## Your goal:
Skip the images and return the records below exactly.

Extracted records:

★ ★ ★ ★

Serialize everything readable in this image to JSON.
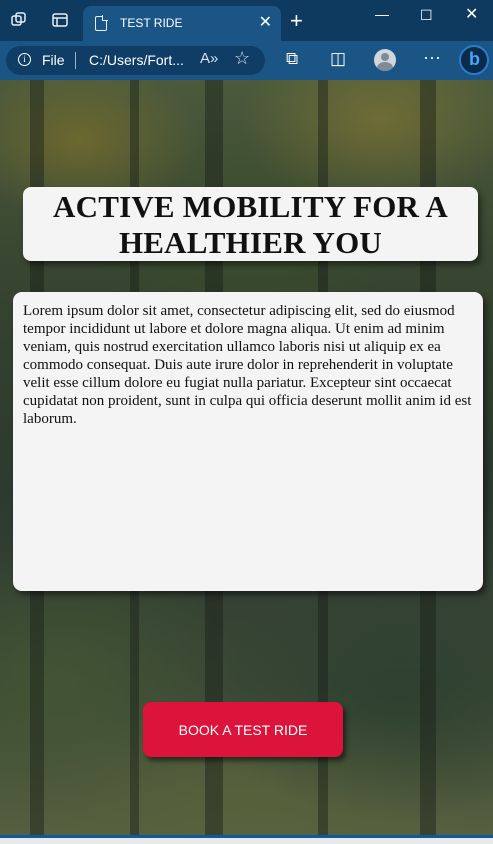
{
  "browser": {
    "tab": {
      "title": "TEST RIDE"
    },
    "address": {
      "scheme_label": "File",
      "url": "C:/Users/Fort..."
    }
  },
  "page": {
    "heading": "ACTIVE MOBILITY FOR A HEALTHIER YOU",
    "body_text": "Lorem ipsum dolor sit amet, consectetur adipiscing elit, sed do eiusmod tempor incididunt ut labore et dolore magna aliqua. Ut enim ad minim veniam, quis nostrud exercitation ullamco laboris nisi ut aliquip ex ea commodo consequat. Duis aute irure dolor in reprehenderit in voluptate velit esse cillum dolore eu fugiat nulla pariatur. Excepteur sint occaecat cupidatat non proident, sunt in culpa qui officia deserunt mollit anim id est laborum.",
    "cta_label": "BOOK A TEST RIDE"
  },
  "colors": {
    "titlebar": "#0e3a5f",
    "toolbar": "#1a5585",
    "cta": "#dc143c",
    "card": "#f4f4f4"
  }
}
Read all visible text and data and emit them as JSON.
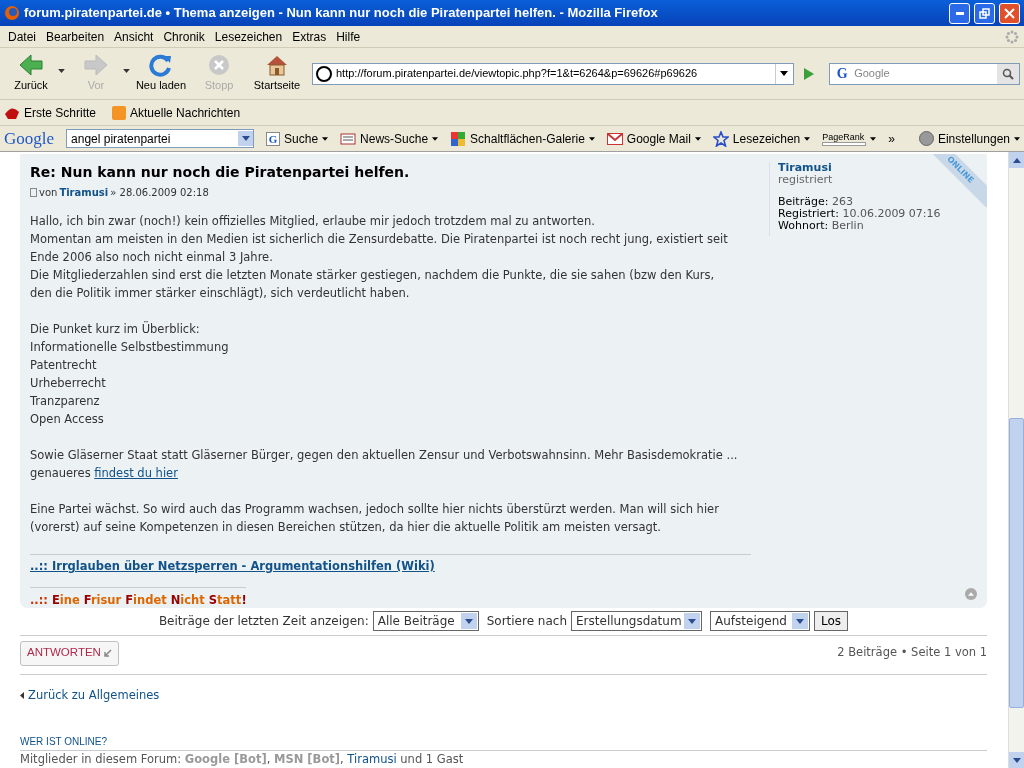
{
  "window": {
    "title": "forum.piratenpartei.de • Thema anzeigen - Nun kann nur noch die Piratenpartei helfen. - Mozilla Firefox"
  },
  "menu": [
    "Datei",
    "Bearbeiten",
    "Ansicht",
    "Chronik",
    "Lesezeichen",
    "Extras",
    "Hilfe"
  ],
  "nav_buttons": [
    {
      "kind": "back",
      "label": "Zurück",
      "disabled": false,
      "dropdown": true
    },
    {
      "kind": "forward",
      "label": "Vor",
      "disabled": true,
      "dropdown": true
    },
    {
      "kind": "reload",
      "label": "Neu laden",
      "disabled": false,
      "dropdown": false
    },
    {
      "kind": "stop",
      "label": "Stopp",
      "disabled": true,
      "dropdown": false
    },
    {
      "kind": "home",
      "label": "Startseite",
      "disabled": false,
      "dropdown": false
    }
  ],
  "address": "http://forum.piratenpartei.de/viewtopic.php?f=1&t=6264&p=69626#p69626",
  "search": {
    "engine_icon": "G",
    "placeholder": "Google"
  },
  "bookmarks": [
    {
      "kind": "pirate",
      "label": "Erste Schritte"
    },
    {
      "kind": "rss",
      "label": "Aktuelle Nachrichten"
    }
  ],
  "google_toolbar": {
    "logo": "Google",
    "query": "angel piratenpartei",
    "items": [
      {
        "kind": "search",
        "icon_text": "G",
        "label": "Suche"
      },
      {
        "kind": "news",
        "label": "News-Suche"
      },
      {
        "kind": "gallery",
        "label": "Schaltflächen-Galerie"
      },
      {
        "kind": "mail",
        "label": "Google Mail"
      },
      {
        "kind": "star",
        "label": "Lesezeichen"
      },
      {
        "kind": "pagerank",
        "label": "PageRank"
      }
    ],
    "more": "»",
    "settings": "Einstellungen"
  },
  "post": {
    "title": "Re: Nun kann nur noch die Piratenpartei helfen.",
    "by": "von",
    "author": "Tiramusi",
    "date": "» 28.06.2009 02:18",
    "paragraphs": [
      {
        "lines": [
          "Hallo, ich bin zwar (noch!) kein offizielles Mitglied, erlaube mir jedoch trotzdem mal zu antworten.",
          "Momentan am meisten in den Medien ist sicherlich die Zensurdebatte. Die Piratenpartei ist noch recht jung, existiert seit",
          "Ende 2006 also noch nicht einmal 3 Jahre.",
          "Die Mitgliederzahlen sind erst die letzten Monate stärker gestiegen, nachdem die Punkte, die sie sahen (bzw den Kurs,",
          "den die Politik immer stärker einschlägt), sich verdeutlicht haben."
        ]
      },
      {
        "lines": [
          "Die Punket kurz im Überblick:",
          "Informationelle Selbstbestimmung",
          "Patentrecht",
          "Urheberrecht",
          "Tranzparenz",
          "Open Access"
        ]
      },
      {
        "lines": [
          "Sowie Gläserner Staat statt Gläserner Bürger, gegen den aktuellen Zensur und Verbotswahnsinn. Mehr Basisdemokratie ...",
          "genaueres "
        ],
        "link": "findest du hier"
      },
      {
        "lines": [
          "Eine Partei wächst. So wird auch das Programm wachsen, jedoch sollte hier nichts überstürzt werden. Man will sich hier",
          "(vorerst) auf seine Kompetenzen in diesen Bereichen stützen, da hier die aktuelle Politik am meisten versagt."
        ]
      }
    ],
    "signature_link": "..:: Irrglauben über Netzsperren - Argumentationshilfen (Wiki)",
    "signature": [
      {
        "text": "..:: ",
        "color": "#cc3300"
      },
      {
        "text": "E",
        "color": "#990000"
      },
      {
        "text": "ine ",
        "color": "#dd6600"
      },
      {
        "text": "F",
        "color": "#990000"
      },
      {
        "text": "risur ",
        "color": "#dd6600"
      },
      {
        "text": "F",
        "color": "#990000"
      },
      {
        "text": "indet ",
        "color": "#dd6600"
      },
      {
        "text": "N",
        "color": "#990000"
      },
      {
        "text": "icht ",
        "color": "#dd6600"
      },
      {
        "text": "S",
        "color": "#990000"
      },
      {
        "text": "tatt",
        "color": "#dd6600"
      },
      {
        "text": "!",
        "color": "#990000"
      }
    ],
    "profile": {
      "name": "Tiramusi",
      "rank": "registriert",
      "online_badge": "ONLINE",
      "fields": [
        {
          "label": "Beiträge:",
          "value": "263"
        },
        {
          "label": "Registriert:",
          "value": "10.06.2009 07:16"
        },
        {
          "label": "Wohnort:",
          "value": "Berlin"
        }
      ]
    }
  },
  "sort_bar": {
    "label": "Beiträge der letzten Zeit anzeigen:",
    "days": "Alle Beiträge",
    "sort_label": "Sortiere nach",
    "sort_key": "Erstellungsdatum",
    "direction": "Aufsteigend",
    "go": "Los"
  },
  "reply_button": "ANTWORTEN",
  "pagination": "2 Beiträge • Seite 1 von 1",
  "back_link": "Zurück zu Allgemeines",
  "online": {
    "heading": "WER IST ONLINE?",
    "prefix": "Mitglieder in diesem Forum: ",
    "separator": ", ",
    "members": [
      {
        "name": "Google [Bot]",
        "kind": "bot"
      },
      {
        "name": "MSN [Bot]",
        "kind": "bot"
      },
      {
        "name": "Tiramusi",
        "kind": "user"
      }
    ],
    "suffix": " und 1 Gast"
  }
}
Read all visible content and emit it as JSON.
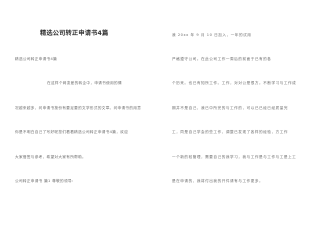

★ ★ ★ ★

## Answer to the problem:
Serialize everything readable in this image to JSON.
{
  "browser": {
    "tab": {
      "title": "TEST RIDE"
    },
    "address": {
      "scheme_label": "File",
      "url": "C:/Users/Fort..."
    }
  },
  "page": {
    "heading": "ACTIVE MOBILITY FOR A HEALTHIER YOU",
    "body_text": "Lorem ipsum dolor sit amet, consectetur adipiscing elit, sed do eiusmod tempor incididunt ut labore et dolore magna aliqua. Ut enim ad minim veniam, quis nostrud exercitation ullamco laboris nisi ut aliquip ex ea commodo consequat. Duis aute irure dolor in reprehenderit in voluptate velit esse cillum dolore eu fugiat nulla pariatur. Excepteur sint occaecat cupidatat non proident, sunt in culpa qui officia deserunt mollit anim id est laborum.",
    "cta_label": "BOOK A TEST RIDE"
  },
  "colors": {
    "titlebar": "#0e3a5f",
    "toolbar": "#1a5585",
    "cta": "#dc143c",
    "card": "#f4f4f4"
  }
}
Read all visible text and data and emit them as JSON.
{
  "window": {
    "title": "forum.piratenpartei.de • Thema anzeigen - Nun kann nur noch die Piratenpartei helfen. - Mozilla Firefox"
  },
  "menu": [
    "Datei",
    "Bearbeiten",
    "Ansicht",
    "Chronik",
    "Lesezeichen",
    "Extras",
    "Hilfe"
  ],
  "nav_buttons": [
    {
      "kind": "back",
      "label": "Zurück",
      "disabled": false,
      "dropdown": true
    },
    {
      "kind": "forward",
      "label": "Vor",
      "disabled": true,
      "dropdown": true
    },
    {
      "kind": "reload",
      "label": "Neu laden",
      "disabled": false,
      "dropdown": false
    },
    {
      "kind": "stop",
      "label": "Stopp",
      "disabled": true,
      "dropdown": false
    },
    {
      "kind": "home",
      "label": "Startseite",
      "disabled": false,
      "dropdown": false
    }
  ],
  "address": "http://forum.piratenpartei.de/viewtopic.php?f=1&t=6264&p=69626#p69626",
  "search": {
    "engine_icon": "G",
    "placeholder": "Google"
  },
  "bookmarks": [
    {
      "kind": "pirate",
      "label": "Erste Schritte"
    },
    {
      "kind": "rss",
      "label": "Aktuelle Nachrichten"
    }
  ],
  "google_toolbar": {
    "logo": "Google",
    "query": "angel piratenpartei",
    "items": [
      {
        "kind": "search",
        "icon_text": "G",
        "label": "Suche"
      },
      {
        "kind": "news",
        "label": "News-Suche"
      },
      {
        "kind": "gallery",
        "label": "Schaltflächen-Galerie"
      },
      {
        "kind": "mail",
        "label": "Google Mail"
      },
      {
        "kind": "star",
        "label": "Lesezeichen"
      },
      {
        "kind": "pagerank",
        "label": "PageRank"
      }
    ],
    "more": "»",
    "settings": "Einstellungen"
  },
  "post": {
    "title": "Re: Nun kann nur noch die Piratenpartei helfen.",
    "by": "von",
    "author": "Tiramusi",
    "date": "» 28.06.2009 02:18",
    "paragraphs": [
      {
        "lines": [
          "Hallo, ich bin zwar (noch!) kein offizielles Mitglied, erlaube mir jedoch trotzdem mal zu antworten.",
          "Momentan am meisten in den Medien ist sicherlich die Zensurdebatte. Die Piratenpartei ist noch recht jung, existiert seit",
          "Ende 2006 also noch nicht einmal 3 Jahre.",
          "Die Mitgliederzahlen sind erst die letzten Monate stärker gestiegen, nachdem die Punkte, die sie sahen (bzw den Kurs,",
          "den die Politik immer stärker einschlägt), sich verdeutlicht haben."
        ]
      },
      {
        "lines": [
          "Die Punket kurz im Überblick:",
          "Informationelle Selbstbestimmung",
          "Patentrecht",
          "Urheberrecht",
          "Tranzparenz",
          "Open Access"
        ]
      },
      {
        "lines": [
          "Sowie Gläserner Staat statt Gläserner Bürger, gegen den aktuellen Zensur und Verbotswahnsinn. Mehr Basisdemokratie ...",
          "genaueres "
        ],
        "link": "findest du hier"
      },
      {
        "lines": [
          "Eine Partei wächst. So wird auch das Programm wachsen, jedoch sollte hier nichts überstürzt werden. Man will sich hier",
          "(vorerst) auf seine Kompetenzen in diesen Bereichen stützen, da hier die aktuelle Politik am meisten versagt."
        ]
      }
    ],
    "signature_link": "..:: Irrglauben über Netzsperren - Argumentationshilfen (Wiki)",
    "signature": [
      {
        "text": "..:: ",
        "color": "#cc3300"
      },
      {
        "text": "E",
        "color": "#990000"
      },
      {
        "text": "ine ",
        "color": "#dd6600"
      },
      {
        "text": "F",
        "color": "#990000"
      },
      {
        "text": "risur ",
        "color": "#dd6600"
      },
      {
        "text": "F",
        "color": "#990000"
      },
      {
        "text": "indet ",
        "color": "#dd6600"
      },
      {
        "text": "N",
        "color": "#990000"
      },
      {
        "text": "icht ",
        "color": "#dd6600"
      },
      {
        "text": "S",
        "color": "#990000"
      },
      {
        "text": "tatt",
        "color": "#dd6600"
      },
      {
        "text": "!",
        "color": "#990000"
      }
    ],
    "profile": {
      "name": "Tiramusi",
      "rank": "registriert",
      "online_badge": "ONLINE",
      "fields": [
        {
          "label": "Beiträge:",
          "value": "263"
        },
        {
          "label": "Registriert:",
          "value": "10.06.2009 07:16"
        },
        {
          "label": "Wohnort:",
          "value": "Berlin"
        }
      ]
    }
  },
  "sort_bar": {
    "label": "Beiträge der letzten Zeit anzeigen:",
    "days": "Alle Beiträge",
    "sort_label": "Sortiere nach",
    "sort_key": "Erstellungsdatum",
    "direction": "Aufsteigend",
    "go": "Los"
  },
  "reply_button": "ANTWORTEN",
  "pagination": "2 Beiträge • Seite 1 von 1",
  "back_link": "Zurück zu Allgemeines",
  "online": {
    "heading": "WER IST ONLINE?",
    "prefix": "Mitglieder in diesem Forum: ",
    "separator": ", ",
    "members": [
      {
        "name": "Google [Bot]",
        "kind": "bot"
      },
      {
        "name": "MSN [Bot]",
        "kind": "bot"
      },
      {
        "name": "Tiramusi",
        "kind": "user"
      }
    ],
    "suffix": " und 1 Gast"
  }
}
Read all visible content and emit it as JSON.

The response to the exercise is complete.